━━ Data lines

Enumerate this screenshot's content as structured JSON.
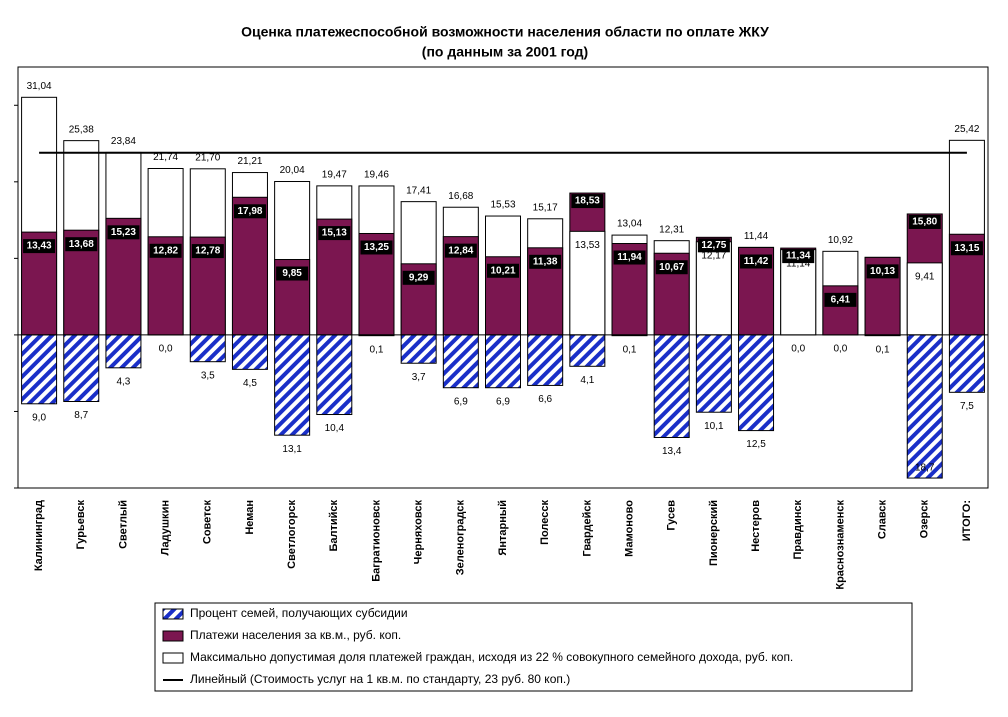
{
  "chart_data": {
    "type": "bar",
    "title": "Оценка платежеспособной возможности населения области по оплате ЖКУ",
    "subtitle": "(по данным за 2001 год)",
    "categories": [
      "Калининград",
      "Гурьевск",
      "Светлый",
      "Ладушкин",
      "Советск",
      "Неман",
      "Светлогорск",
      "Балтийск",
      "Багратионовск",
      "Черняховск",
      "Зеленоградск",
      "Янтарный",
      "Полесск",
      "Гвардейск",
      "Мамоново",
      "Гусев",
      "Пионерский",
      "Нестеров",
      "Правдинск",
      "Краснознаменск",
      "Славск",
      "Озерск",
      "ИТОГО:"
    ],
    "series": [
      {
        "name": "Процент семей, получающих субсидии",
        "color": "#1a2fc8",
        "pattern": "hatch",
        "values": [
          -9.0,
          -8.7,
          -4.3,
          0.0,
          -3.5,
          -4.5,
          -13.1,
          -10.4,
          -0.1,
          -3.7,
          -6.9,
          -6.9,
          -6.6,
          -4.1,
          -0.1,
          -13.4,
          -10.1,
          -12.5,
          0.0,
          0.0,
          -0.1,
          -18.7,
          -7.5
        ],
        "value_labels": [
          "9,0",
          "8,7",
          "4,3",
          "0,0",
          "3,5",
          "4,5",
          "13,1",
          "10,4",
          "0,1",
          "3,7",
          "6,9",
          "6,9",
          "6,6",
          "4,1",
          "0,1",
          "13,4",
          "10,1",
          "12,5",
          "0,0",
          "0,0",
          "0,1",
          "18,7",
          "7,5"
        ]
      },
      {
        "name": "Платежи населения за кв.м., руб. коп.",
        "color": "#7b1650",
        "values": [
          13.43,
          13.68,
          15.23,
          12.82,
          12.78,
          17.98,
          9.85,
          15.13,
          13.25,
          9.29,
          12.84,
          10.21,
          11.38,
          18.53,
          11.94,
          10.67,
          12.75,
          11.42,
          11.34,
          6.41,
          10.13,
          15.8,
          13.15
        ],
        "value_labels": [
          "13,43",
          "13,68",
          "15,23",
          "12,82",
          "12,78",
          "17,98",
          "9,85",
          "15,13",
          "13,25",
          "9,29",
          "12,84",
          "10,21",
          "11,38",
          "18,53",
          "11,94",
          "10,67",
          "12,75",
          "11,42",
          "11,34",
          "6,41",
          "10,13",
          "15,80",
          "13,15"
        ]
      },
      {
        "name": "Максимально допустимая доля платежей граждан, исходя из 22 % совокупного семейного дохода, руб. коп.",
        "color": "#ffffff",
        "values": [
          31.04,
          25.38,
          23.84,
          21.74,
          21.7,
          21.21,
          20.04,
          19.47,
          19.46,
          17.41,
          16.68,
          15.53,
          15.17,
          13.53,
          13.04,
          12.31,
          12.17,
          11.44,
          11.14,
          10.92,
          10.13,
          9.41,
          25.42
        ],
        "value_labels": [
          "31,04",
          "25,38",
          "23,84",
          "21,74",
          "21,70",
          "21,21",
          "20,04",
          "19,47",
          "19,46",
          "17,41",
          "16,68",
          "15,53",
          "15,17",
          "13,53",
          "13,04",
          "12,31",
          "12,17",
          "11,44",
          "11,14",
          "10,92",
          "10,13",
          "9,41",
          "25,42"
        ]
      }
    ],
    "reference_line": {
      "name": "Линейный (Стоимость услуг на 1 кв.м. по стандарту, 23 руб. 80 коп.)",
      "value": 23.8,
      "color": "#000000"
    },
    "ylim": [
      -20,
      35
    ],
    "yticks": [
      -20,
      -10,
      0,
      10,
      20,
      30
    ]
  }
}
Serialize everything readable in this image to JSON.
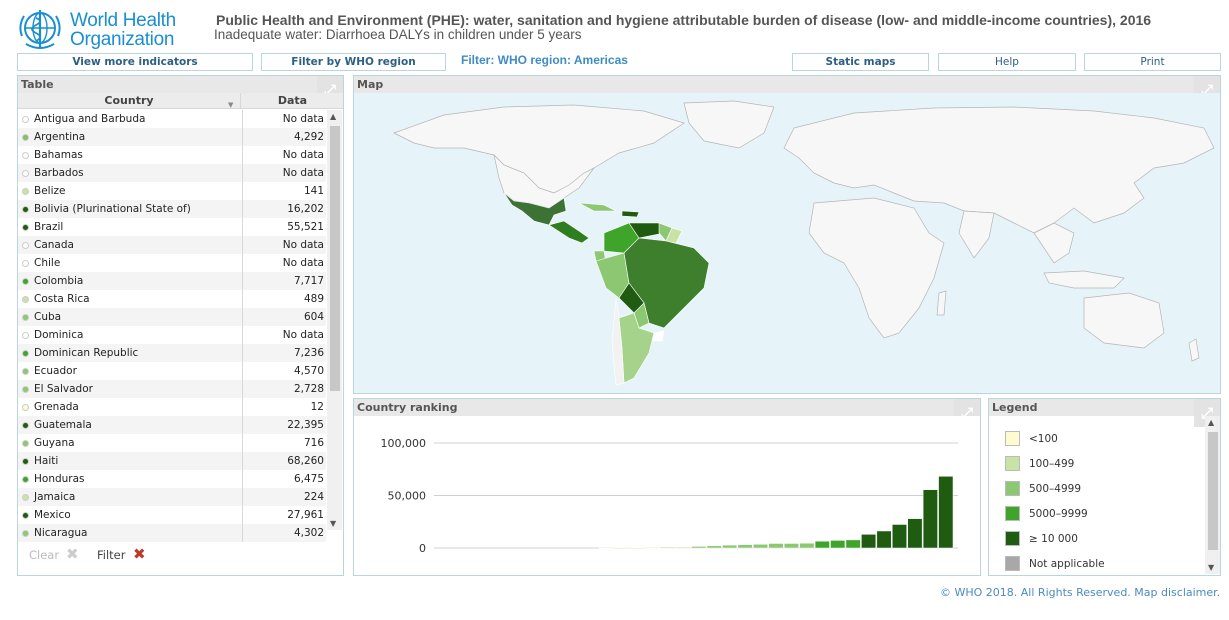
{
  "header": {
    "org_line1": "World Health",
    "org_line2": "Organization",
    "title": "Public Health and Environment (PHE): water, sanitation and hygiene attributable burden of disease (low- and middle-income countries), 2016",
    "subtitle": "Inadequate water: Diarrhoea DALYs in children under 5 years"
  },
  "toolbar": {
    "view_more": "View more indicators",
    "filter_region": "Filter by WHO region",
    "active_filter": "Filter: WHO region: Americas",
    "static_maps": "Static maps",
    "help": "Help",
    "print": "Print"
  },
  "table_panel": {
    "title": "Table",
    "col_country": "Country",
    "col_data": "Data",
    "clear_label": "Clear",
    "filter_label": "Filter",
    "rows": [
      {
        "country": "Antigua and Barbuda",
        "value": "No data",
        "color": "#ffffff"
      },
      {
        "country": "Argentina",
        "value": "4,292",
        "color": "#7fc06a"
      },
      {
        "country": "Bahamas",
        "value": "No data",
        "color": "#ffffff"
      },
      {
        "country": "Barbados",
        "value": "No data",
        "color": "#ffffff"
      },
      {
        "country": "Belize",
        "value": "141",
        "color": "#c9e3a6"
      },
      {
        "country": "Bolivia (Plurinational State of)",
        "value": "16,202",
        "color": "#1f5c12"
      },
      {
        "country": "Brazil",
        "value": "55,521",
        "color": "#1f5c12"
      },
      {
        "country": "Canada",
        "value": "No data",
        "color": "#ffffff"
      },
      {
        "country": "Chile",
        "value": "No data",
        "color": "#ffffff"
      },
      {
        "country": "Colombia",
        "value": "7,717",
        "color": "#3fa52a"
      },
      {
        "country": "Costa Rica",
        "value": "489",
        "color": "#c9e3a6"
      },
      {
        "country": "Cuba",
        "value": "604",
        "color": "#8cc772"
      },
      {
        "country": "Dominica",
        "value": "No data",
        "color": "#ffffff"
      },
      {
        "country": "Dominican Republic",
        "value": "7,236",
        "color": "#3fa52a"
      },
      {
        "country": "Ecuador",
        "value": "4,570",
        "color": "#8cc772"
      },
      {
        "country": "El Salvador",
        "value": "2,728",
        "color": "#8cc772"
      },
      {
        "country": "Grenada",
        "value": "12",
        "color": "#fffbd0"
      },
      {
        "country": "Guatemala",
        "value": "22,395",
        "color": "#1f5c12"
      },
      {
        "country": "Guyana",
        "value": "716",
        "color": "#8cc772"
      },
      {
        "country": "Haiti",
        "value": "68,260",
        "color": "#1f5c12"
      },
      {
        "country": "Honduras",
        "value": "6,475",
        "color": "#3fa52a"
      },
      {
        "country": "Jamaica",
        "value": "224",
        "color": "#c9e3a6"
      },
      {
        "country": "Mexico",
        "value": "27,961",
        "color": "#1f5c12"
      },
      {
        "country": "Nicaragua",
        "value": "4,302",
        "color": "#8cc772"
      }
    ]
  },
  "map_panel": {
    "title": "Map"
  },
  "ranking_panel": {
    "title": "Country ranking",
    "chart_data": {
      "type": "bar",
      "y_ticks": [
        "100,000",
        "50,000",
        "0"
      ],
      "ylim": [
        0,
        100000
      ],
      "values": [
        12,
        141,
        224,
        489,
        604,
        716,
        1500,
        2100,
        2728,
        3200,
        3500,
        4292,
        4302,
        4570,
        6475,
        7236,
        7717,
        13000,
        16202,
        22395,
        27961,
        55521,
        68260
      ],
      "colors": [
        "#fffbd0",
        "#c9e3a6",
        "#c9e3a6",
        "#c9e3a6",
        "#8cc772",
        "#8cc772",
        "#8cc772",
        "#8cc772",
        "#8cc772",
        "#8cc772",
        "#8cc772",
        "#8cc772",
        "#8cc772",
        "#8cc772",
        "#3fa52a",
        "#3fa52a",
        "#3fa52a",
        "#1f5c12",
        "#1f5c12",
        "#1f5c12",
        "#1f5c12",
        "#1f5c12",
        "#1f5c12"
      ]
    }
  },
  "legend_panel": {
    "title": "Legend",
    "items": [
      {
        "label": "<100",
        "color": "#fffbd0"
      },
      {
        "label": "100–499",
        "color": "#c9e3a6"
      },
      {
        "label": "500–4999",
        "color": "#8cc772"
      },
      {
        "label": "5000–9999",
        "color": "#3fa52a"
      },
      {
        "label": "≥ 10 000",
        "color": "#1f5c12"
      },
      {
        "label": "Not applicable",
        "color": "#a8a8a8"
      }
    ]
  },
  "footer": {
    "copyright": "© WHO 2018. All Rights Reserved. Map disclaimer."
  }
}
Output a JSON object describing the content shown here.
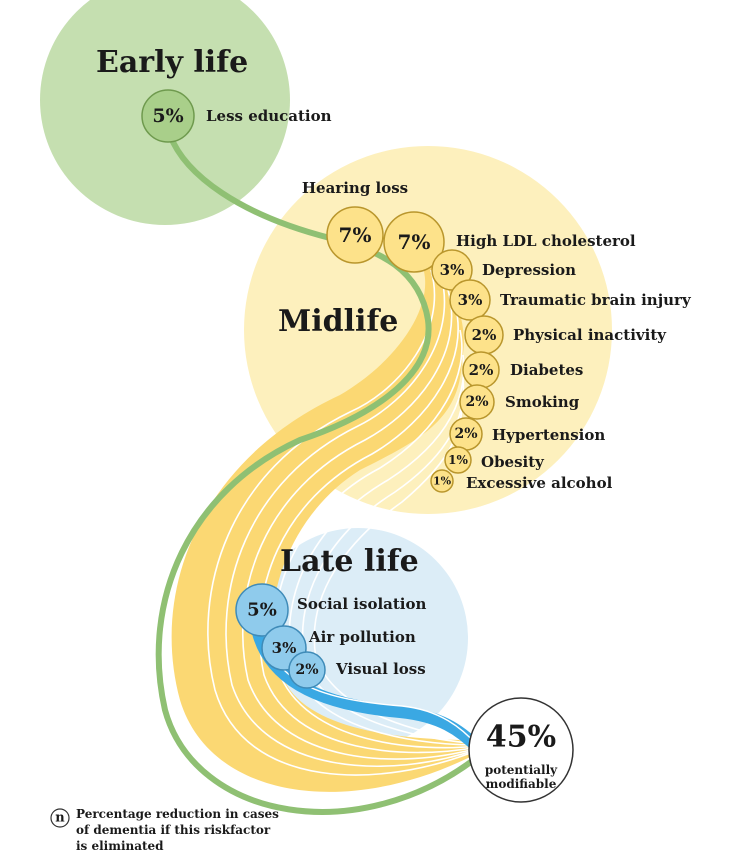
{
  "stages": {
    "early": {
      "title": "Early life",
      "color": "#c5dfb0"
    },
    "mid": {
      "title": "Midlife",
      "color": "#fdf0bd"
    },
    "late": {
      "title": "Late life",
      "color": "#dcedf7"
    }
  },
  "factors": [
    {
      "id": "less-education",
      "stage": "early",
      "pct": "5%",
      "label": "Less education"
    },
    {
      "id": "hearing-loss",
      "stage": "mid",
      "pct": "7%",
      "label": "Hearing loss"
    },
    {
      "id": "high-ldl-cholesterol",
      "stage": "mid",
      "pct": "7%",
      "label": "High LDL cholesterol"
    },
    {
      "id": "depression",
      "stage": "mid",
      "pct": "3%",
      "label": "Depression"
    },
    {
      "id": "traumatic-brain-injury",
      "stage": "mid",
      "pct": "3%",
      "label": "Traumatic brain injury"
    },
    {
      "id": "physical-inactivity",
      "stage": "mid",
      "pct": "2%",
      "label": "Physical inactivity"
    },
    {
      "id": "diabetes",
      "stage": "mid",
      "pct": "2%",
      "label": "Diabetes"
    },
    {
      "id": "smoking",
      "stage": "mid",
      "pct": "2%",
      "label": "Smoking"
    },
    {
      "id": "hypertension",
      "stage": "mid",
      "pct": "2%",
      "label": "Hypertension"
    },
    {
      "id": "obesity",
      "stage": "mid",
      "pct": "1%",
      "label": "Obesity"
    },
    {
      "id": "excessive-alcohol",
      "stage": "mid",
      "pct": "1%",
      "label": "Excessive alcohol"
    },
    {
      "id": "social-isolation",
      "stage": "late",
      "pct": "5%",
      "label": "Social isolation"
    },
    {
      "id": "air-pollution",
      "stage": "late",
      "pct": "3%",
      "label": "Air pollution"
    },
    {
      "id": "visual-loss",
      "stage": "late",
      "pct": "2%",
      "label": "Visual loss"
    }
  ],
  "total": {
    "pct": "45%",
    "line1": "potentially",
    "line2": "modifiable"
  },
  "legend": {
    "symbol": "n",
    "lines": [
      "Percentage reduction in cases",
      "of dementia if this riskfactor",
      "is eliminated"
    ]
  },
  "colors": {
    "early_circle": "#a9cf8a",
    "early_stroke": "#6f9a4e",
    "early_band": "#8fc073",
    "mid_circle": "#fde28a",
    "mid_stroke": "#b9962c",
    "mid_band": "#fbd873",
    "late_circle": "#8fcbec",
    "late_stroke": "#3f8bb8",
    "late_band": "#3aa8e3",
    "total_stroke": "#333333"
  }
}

━━━━

• [Exercise directions] Return from the data every line that holds "isolation".

• [Complete response]
      "id": "social-isolation",
      "label": "Social isolation"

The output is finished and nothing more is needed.